- **INSTRUCTION**
In the material below, find each line holding the string "JSON" and copy it.

Figure contents as structured data

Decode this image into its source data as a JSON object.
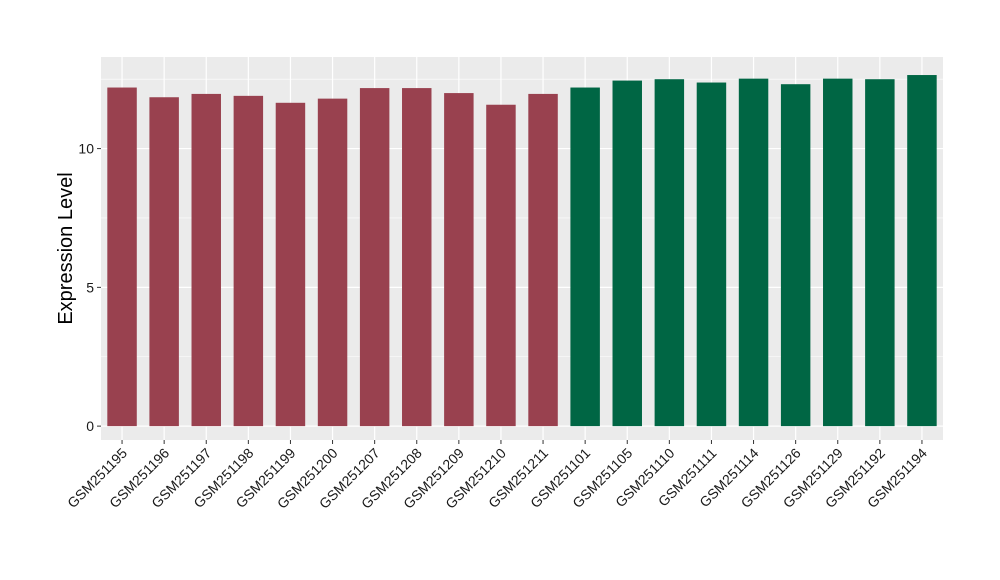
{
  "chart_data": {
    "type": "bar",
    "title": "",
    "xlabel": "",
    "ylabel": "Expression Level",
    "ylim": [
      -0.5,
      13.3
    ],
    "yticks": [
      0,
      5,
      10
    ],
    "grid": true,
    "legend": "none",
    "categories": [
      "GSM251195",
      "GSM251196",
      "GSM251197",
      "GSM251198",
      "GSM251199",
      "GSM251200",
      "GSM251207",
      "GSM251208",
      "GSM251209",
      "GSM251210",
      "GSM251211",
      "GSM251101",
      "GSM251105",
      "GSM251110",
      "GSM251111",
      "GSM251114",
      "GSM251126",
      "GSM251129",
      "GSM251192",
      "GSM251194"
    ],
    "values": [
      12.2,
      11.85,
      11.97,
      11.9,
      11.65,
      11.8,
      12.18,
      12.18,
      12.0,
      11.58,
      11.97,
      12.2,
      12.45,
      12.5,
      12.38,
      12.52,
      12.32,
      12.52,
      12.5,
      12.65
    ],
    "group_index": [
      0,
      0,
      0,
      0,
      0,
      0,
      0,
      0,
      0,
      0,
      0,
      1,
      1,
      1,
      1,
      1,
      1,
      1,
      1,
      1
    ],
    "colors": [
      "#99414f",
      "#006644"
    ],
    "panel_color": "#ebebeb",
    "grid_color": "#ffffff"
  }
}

==

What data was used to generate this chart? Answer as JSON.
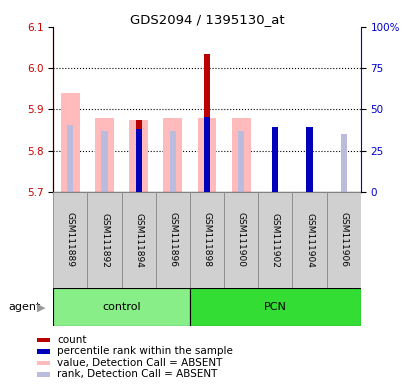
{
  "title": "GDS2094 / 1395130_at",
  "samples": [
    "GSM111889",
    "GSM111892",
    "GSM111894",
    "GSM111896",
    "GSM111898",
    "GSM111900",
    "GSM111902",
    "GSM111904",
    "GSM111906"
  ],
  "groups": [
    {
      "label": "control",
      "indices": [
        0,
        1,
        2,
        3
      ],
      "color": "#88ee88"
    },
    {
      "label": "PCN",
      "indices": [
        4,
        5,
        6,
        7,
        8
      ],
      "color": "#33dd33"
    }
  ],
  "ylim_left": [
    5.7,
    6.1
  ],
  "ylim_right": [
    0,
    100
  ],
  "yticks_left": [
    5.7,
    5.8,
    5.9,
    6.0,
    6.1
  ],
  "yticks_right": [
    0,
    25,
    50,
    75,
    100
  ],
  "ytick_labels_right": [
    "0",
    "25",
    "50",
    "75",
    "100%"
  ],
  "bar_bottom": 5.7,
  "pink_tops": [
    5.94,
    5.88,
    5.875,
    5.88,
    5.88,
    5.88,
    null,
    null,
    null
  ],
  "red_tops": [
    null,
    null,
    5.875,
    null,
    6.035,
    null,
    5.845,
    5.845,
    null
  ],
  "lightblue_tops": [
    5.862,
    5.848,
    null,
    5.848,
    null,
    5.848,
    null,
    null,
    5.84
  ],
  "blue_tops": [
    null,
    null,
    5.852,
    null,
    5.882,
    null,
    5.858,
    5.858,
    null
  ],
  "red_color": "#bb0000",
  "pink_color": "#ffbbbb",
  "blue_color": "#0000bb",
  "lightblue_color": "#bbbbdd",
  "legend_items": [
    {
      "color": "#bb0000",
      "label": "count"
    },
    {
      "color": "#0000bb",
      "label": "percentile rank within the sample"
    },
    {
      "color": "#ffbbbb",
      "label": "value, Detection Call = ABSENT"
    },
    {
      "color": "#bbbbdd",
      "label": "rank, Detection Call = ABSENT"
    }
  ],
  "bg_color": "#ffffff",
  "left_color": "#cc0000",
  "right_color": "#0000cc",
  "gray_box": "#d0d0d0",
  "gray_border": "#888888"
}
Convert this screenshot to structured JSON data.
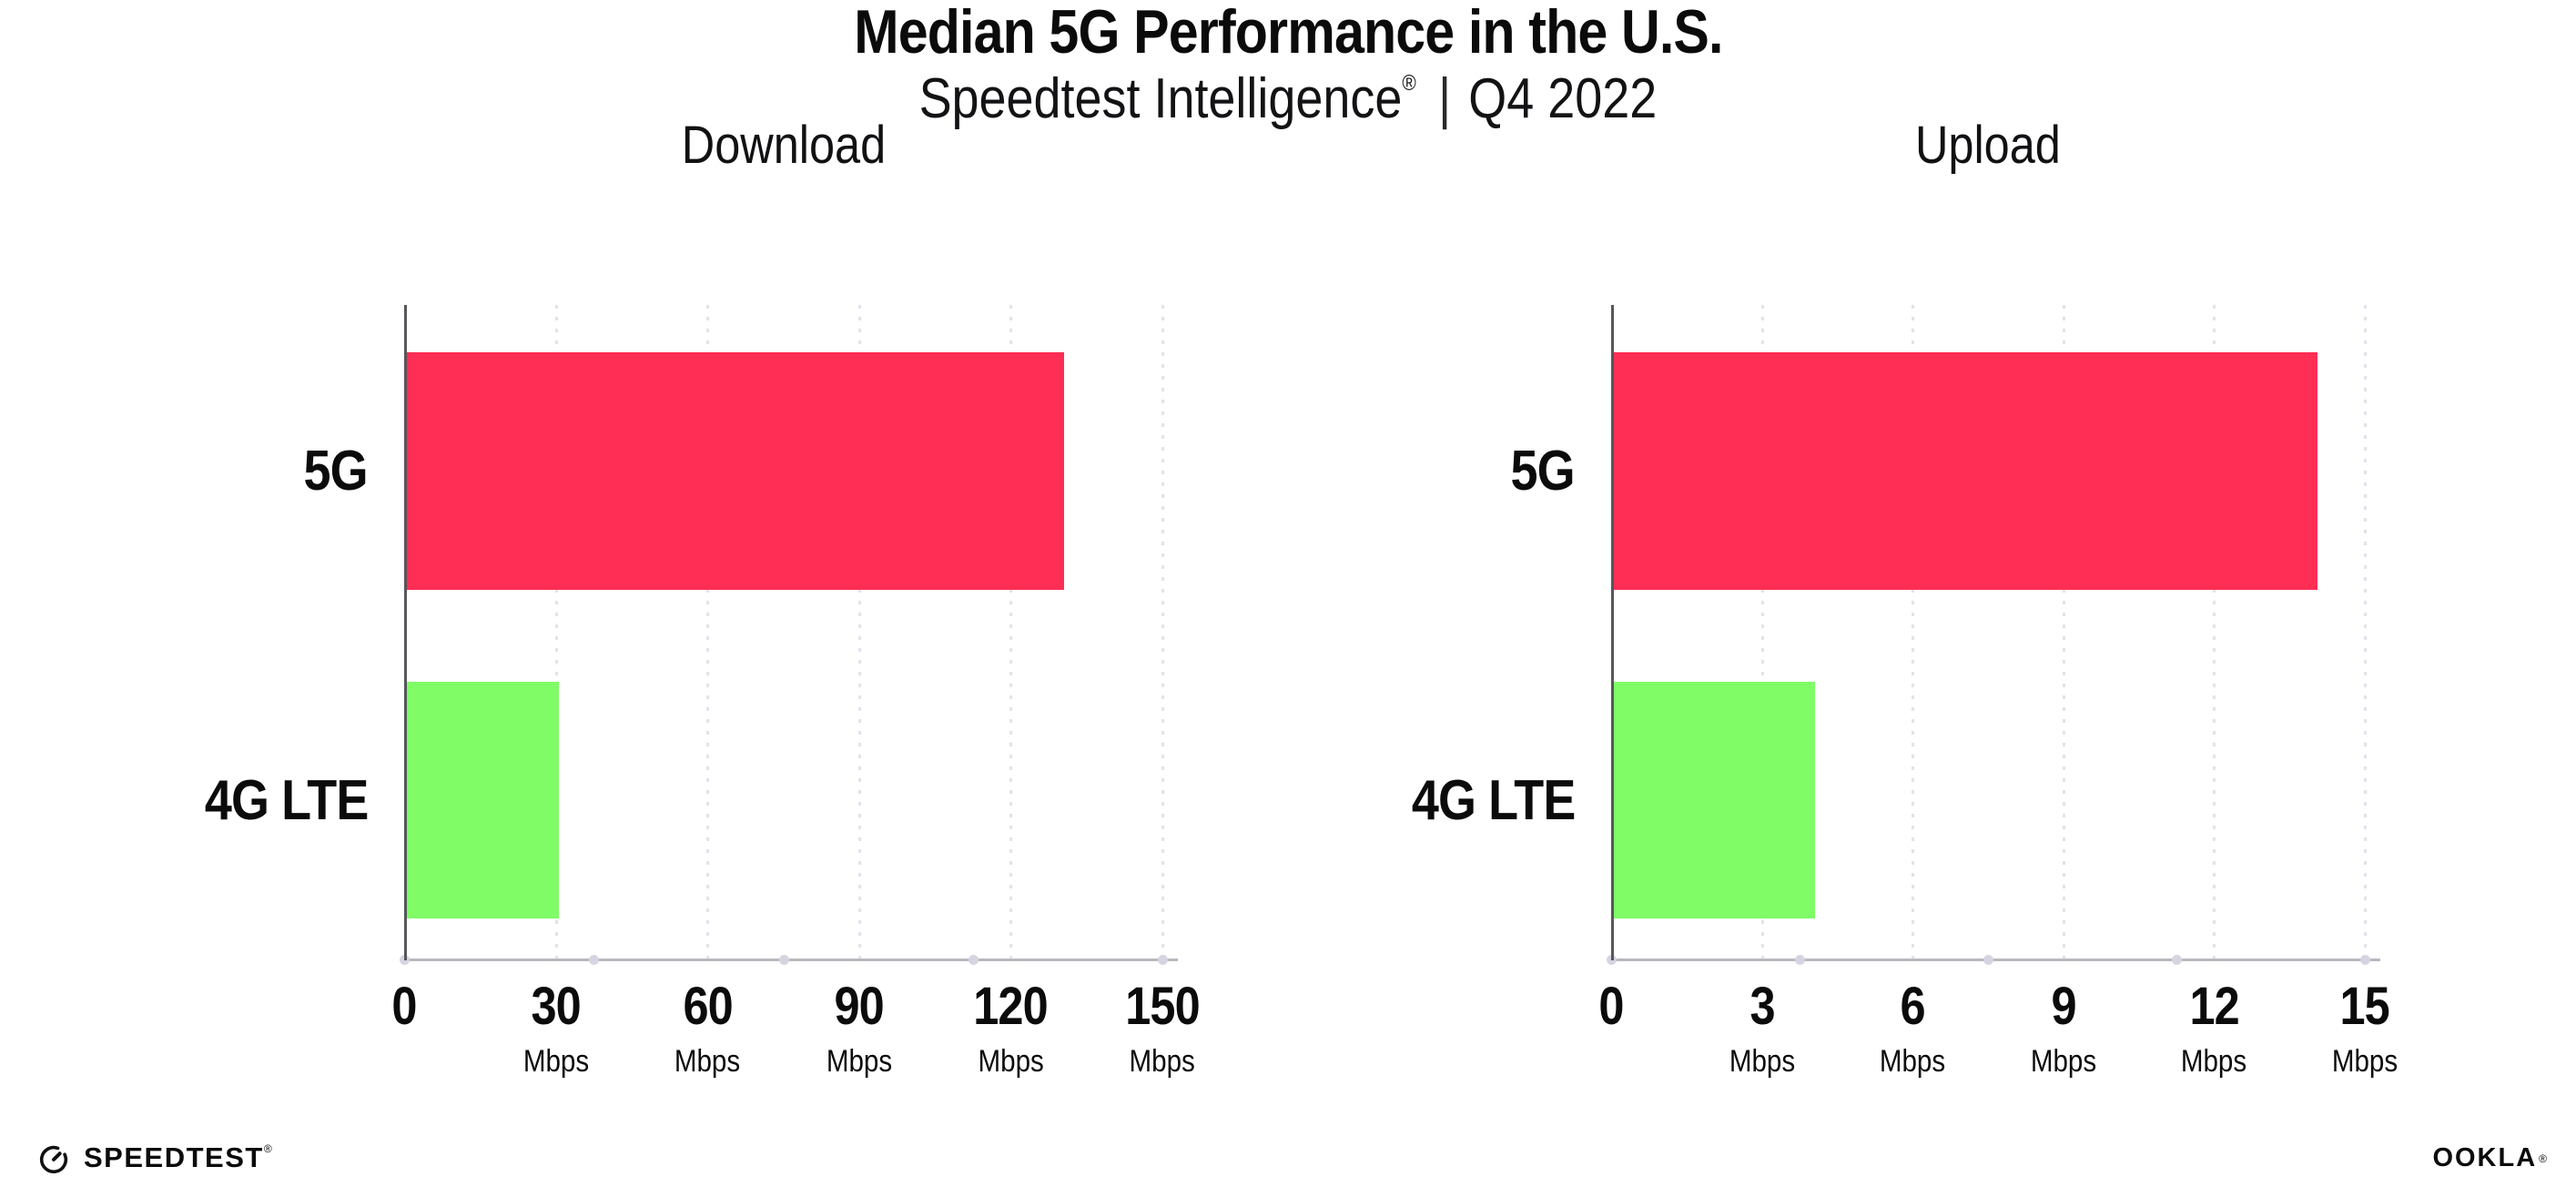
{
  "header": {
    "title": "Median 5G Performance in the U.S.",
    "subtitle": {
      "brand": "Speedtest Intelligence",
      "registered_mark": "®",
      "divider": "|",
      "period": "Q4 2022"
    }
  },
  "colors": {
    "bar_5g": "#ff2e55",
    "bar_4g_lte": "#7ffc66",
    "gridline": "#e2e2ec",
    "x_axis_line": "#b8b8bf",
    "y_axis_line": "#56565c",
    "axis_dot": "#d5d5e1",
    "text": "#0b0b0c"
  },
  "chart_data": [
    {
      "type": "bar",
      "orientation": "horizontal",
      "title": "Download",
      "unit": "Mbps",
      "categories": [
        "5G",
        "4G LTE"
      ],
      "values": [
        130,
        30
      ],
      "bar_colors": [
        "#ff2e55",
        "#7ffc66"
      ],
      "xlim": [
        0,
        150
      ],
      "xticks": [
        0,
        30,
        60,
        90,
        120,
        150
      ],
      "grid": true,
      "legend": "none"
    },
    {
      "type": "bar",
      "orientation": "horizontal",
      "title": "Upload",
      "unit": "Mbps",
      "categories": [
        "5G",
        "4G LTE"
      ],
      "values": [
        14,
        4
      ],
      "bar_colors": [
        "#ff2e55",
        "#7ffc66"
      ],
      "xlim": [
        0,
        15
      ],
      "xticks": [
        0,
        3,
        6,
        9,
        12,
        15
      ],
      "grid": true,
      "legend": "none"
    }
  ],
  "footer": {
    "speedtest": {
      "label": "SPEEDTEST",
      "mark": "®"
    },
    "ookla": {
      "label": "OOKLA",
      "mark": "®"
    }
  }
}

- **WRITTEN SOLUTION**
Decode this image into its source data as a JSON object.
What data was used to generate this chart? Answer as JSON.
Convert this screenshot to structured JSON data.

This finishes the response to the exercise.